Transcribe all of the data exactly. Omit the pictures.

[START OF DATASET EXCERPTS]

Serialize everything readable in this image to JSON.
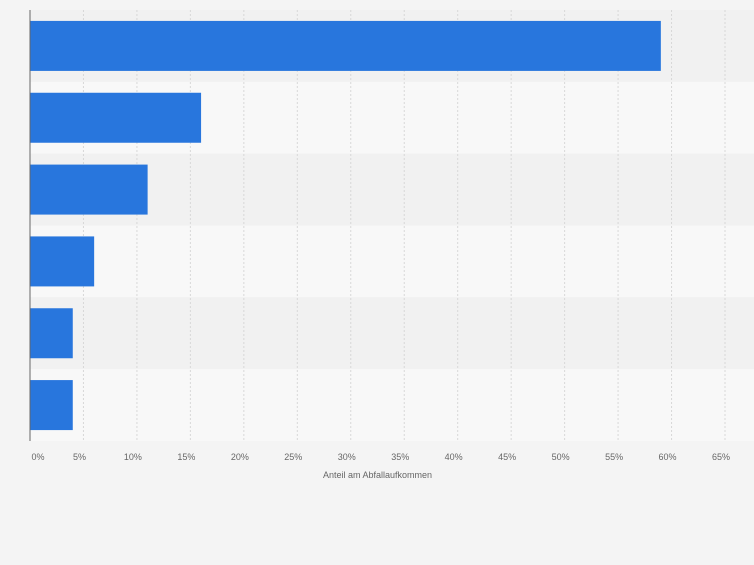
{
  "chart_data": {
    "type": "bar",
    "orientation": "horizontal",
    "categories": [
      "",
      "",
      "",
      "",
      "",
      ""
    ],
    "values": [
      59,
      16,
      11,
      6,
      4,
      4
    ],
    "xlabel": "Anteil am Abfallaufkommen",
    "ylabel": "",
    "xlim": [
      0,
      65
    ],
    "ticks": [
      "0%",
      "5%",
      "10%",
      "15%",
      "20%",
      "25%",
      "30%",
      "35%",
      "40%",
      "45%",
      "50%",
      "55%",
      "60%",
      "65%"
    ],
    "grid": true,
    "legend": "none",
    "colors": {
      "bar": "#2876dd",
      "band_dark": "#f1f1f1",
      "band_light": "#f8f8f8",
      "grid": "#d8d8d8",
      "axis": "#666666",
      "text": "#666666"
    }
  }
}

[END OF DATASET EXCERPTS]

EXERCISE ANSWER:
Serialize everything readable in this image to JSON.
{
  "chart_data": {
    "type": "bar",
    "orientation": "horizontal",
    "categories": [
      "",
      "",
      "",
      "",
      "",
      ""
    ],
    "values": [
      59,
      16,
      11,
      6,
      4,
      4
    ],
    "xlabel": "Anteil am Abfallaufkommen",
    "ylabel": "",
    "xlim": [
      0,
      65
    ],
    "ticks": [
      "0%",
      "5%",
      "10%",
      "15%",
      "20%",
      "25%",
      "30%",
      "35%",
      "40%",
      "45%",
      "50%",
      "55%",
      "60%",
      "65%"
    ],
    "grid": true,
    "legend": "none",
    "colors": {
      "bar": "#2876dd",
      "band_dark": "#f1f1f1",
      "band_light": "#f8f8f8",
      "grid": "#d8d8d8",
      "axis": "#666666",
      "text": "#666666"
    }
  }
}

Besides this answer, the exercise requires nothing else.